Start

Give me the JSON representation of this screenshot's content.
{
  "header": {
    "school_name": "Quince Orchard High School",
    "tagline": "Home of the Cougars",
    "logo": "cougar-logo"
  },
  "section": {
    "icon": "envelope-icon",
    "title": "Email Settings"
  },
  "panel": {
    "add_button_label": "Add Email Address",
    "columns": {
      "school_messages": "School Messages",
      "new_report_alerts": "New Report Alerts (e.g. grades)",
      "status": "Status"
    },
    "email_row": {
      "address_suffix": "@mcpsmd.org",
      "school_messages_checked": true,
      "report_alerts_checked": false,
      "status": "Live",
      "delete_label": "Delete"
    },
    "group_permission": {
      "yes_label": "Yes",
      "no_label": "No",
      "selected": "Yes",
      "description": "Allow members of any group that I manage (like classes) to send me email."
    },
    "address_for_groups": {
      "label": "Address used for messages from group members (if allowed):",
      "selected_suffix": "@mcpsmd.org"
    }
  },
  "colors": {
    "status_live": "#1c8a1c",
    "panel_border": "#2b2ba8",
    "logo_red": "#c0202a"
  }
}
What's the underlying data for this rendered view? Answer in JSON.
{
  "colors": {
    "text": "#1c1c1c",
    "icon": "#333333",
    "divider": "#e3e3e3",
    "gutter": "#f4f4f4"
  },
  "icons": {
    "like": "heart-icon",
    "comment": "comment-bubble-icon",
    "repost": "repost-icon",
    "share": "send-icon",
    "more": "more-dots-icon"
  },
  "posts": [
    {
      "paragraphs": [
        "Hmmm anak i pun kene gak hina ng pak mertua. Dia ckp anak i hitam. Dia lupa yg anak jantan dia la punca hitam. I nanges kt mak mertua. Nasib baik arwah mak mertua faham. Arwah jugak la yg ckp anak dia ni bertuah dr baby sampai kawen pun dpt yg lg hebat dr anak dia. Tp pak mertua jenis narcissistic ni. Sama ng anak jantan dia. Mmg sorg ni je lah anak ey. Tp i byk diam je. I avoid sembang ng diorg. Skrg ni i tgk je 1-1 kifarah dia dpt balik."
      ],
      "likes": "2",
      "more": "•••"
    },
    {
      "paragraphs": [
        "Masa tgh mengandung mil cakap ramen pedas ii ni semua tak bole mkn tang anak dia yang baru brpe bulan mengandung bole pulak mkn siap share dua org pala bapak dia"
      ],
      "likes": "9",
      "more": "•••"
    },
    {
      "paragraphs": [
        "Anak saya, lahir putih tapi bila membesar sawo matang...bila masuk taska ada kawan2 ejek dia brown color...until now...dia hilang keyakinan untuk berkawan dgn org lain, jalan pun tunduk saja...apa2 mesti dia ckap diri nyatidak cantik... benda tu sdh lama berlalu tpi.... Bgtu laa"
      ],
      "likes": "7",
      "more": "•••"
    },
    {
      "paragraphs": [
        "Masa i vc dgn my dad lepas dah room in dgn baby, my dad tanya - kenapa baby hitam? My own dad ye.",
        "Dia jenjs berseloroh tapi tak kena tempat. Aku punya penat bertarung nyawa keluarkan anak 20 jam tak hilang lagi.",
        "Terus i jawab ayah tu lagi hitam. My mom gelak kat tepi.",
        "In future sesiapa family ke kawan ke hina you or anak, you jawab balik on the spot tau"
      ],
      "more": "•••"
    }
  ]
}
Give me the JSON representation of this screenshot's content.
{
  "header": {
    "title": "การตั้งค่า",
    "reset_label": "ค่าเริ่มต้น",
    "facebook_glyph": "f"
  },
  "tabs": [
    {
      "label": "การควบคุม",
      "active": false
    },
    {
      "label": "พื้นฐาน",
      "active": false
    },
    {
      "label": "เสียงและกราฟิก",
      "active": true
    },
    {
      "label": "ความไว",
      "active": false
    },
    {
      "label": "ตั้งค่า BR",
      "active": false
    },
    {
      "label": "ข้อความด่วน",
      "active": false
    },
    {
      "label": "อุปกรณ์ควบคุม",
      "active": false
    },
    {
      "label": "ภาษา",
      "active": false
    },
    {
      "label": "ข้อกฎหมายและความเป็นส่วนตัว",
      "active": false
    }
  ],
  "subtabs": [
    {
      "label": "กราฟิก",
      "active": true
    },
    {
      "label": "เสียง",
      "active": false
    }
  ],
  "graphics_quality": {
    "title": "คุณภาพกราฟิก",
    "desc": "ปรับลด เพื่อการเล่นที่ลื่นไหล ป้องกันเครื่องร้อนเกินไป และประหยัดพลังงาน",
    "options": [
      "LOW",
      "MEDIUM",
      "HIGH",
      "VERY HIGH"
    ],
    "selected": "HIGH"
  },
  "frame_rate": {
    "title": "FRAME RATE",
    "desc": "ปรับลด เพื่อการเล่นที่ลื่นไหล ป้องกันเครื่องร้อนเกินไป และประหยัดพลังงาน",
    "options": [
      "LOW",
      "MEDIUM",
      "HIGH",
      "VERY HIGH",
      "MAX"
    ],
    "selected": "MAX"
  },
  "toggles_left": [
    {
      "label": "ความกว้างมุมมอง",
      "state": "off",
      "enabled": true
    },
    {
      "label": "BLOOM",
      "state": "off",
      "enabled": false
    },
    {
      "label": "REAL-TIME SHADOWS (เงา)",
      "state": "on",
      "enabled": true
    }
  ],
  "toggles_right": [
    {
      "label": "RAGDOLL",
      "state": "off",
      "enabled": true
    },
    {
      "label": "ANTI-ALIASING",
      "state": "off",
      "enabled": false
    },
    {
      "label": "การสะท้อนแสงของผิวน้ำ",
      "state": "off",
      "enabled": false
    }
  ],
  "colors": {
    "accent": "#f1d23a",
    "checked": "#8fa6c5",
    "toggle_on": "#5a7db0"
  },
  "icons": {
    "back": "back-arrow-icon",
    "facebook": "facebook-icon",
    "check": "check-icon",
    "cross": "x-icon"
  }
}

End

**Exercise brief**
All records above must be set down exactly, please.

**The response**
Give me the JSON representation of this screenshot's content.
{
  "header": {
    "school_name": "Quince Orchard High School",
    "tagline": "Home of the Cougars",
    "logo": "cougar-logo"
  },
  "section": {
    "icon": "envelope-icon",
    "title": "Email Settings"
  },
  "panel": {
    "add_button_label": "Add Email Address",
    "columns": {
      "school_messages": "School Messages",
      "new_report_alerts": "New Report Alerts (e.g. grades)",
      "status": "Status"
    },
    "email_row": {
      "address_suffix": "@mcpsmd.org",
      "school_messages_checked": true,
      "report_alerts_checked": false,
      "status": "Live",
      "delete_label": "Delete"
    },
    "group_permission": {
      "yes_label": "Yes",
      "no_label": "No",
      "selected": "Yes",
      "description": "Allow members of any group that I manage (like classes) to send me email."
    },
    "address_for_groups": {
      "label": "Address used for messages from group members (if allowed):",
      "selected_suffix": "@mcpsmd.org"
    }
  },
  "colors": {
    "status_live": "#1c8a1c",
    "panel_border": "#2b2ba8",
    "logo_red": "#c0202a"
  }
}
What's the underlying data for this rendered view? Answer in JSON.
{
  "colors": {
    "text": "#1c1c1c",
    "icon": "#333333",
    "divider": "#e3e3e3",
    "gutter": "#f4f4f4"
  },
  "icons": {
    "like": "heart-icon",
    "comment": "comment-bubble-icon",
    "repost": "repost-icon",
    "share": "send-icon",
    "more": "more-dots-icon"
  },
  "posts": [
    {
      "paragraphs": [
        "Hmmm anak i pun kene gak hina ng pak mertua. Dia ckp anak i hitam. Dia lupa yg anak jantan dia la punca hitam. I nanges kt mak mertua. Nasib baik arwah mak mertua faham. Arwah jugak la yg ckp anak dia ni bertuah dr baby sampai kawen pun dpt yg lg hebat dr anak dia. Tp pak mertua jenis narcissistic ni. Sama ng anak jantan dia. Mmg sorg ni je lah anak ey. Tp i byk diam je. I avoid sembang ng diorg. Skrg ni i tgk je 1-1 kifarah dia dpt balik."
      ],
      "likes": "2",
      "more": "•••"
    },
    {
      "paragraphs": [
        "Masa tgh mengandung mil cakap ramen pedas ii ni semua tak bole mkn tang anak dia yang baru brpe bulan mengandung bole pulak mkn siap share dua org pala bapak dia"
      ],
      "likes": "9",
      "more": "•••"
    },
    {
      "paragraphs": [
        "Anak saya, lahir putih tapi bila membesar sawo matang...bila masuk taska ada kawan2 ejek dia brown color...until now...dia hilang keyakinan untuk berkawan dgn org lain, jalan pun tunduk saja...apa2 mesti dia ckap diri nyatidak cantik... benda tu sdh lama berlalu tpi.... Bgtu laa"
      ],
      "likes": "7",
      "more": "•••"
    },
    {
      "paragraphs": [
        "Masa i vc dgn my dad lepas dah room in dgn baby, my dad tanya - kenapa baby hitam? My own dad ye.",
        "Dia jenjs berseloroh tapi tak kena tempat. Aku punya penat bertarung nyawa keluarkan anak 20 jam tak hilang lagi.",
        "Terus i jawab ayah tu lagi hitam. My mom gelak kat tepi.",
        "In future sesiapa family ke kawan ke hina you or anak, you jawab balik on the spot tau"
      ],
      "more": "•••"
    }
  ]
}
Give me the JSON representation of this screenshot's content.
{
  "header": {
    "title": "การตั้งค่า",
    "reset_label": "ค่าเริ่มต้น",
    "facebook_glyph": "f"
  },
  "tabs": [
    {
      "label": "การควบคุม",
      "active": false
    },
    {
      "label": "พื้นฐาน",
      "active": false
    },
    {
      "label": "เสียงและกราฟิก",
      "active": true
    },
    {
      "label": "ความไว",
      "active": false
    },
    {
      "label": "ตั้งค่า BR",
      "active": false
    },
    {
      "label": "ข้อความด่วน",
      "active": false
    },
    {
      "label": "อุปกรณ์ควบคุม",
      "active": false
    },
    {
      "label": "ภาษา",
      "active": false
    },
    {
      "label": "ข้อกฎหมายและความเป็นส่วนตัว",
      "active": false
    }
  ],
  "subtabs": [
    {
      "label": "กราฟิก",
      "active": true
    },
    {
      "label": "เสียง",
      "active": false
    }
  ],
  "graphics_quality": {
    "title": "คุณภาพกราฟิก",
    "desc": "ปรับลด เพื่อการเล่นที่ลื่นไหล ป้องกันเครื่องร้อนเกินไป และประหยัดพลังงาน",
    "options": [
      "LOW",
      "MEDIUM",
      "HIGH",
      "VERY HIGH"
    ],
    "selected": "HIGH"
  },
  "frame_rate": {
    "title": "FRAME RATE",
    "desc": "ปรับลด เพื่อการเล่นที่ลื่นไหล ป้องกันเครื่องร้อนเกินไป และประหยัดพลังงาน",
    "options": [
      "LOW",
      "MEDIUM",
      "HIGH",
      "VERY HIGH",
      "MAX"
    ],
    "selected": "MAX"
  },
  "toggles_left": [
    {
      "label": "ความกว้างมุมมอง",
      "state": "off",
      "enabled": true
    },
    {
      "label": "BLOOM",
      "state": "off",
      "enabled": false
    },
    {
      "label": "REAL-TIME SHADOWS (เงา)",
      "state": "on",
      "enabled": true
    }
  ],
  "toggles_right": [
    {
      "label": "RAGDOLL",
      "state": "off",
      "enabled": true
    },
    {
      "label": "ANTI-ALIASING",
      "state": "off",
      "enabled": false
    },
    {
      "label": "การสะท้อนแสงของผิวน้ำ",
      "state": "off",
      "enabled": false
    }
  ],
  "colors": {
    "accent": "#f1d23a",
    "checked": "#8fa6c5",
    "toggle_on": "#5a7db0"
  },
  "icons": {
    "back": "back-arrow-icon",
    "facebook": "facebook-icon",
    "check": "check-icon",
    "cross": "x-icon"
  }
}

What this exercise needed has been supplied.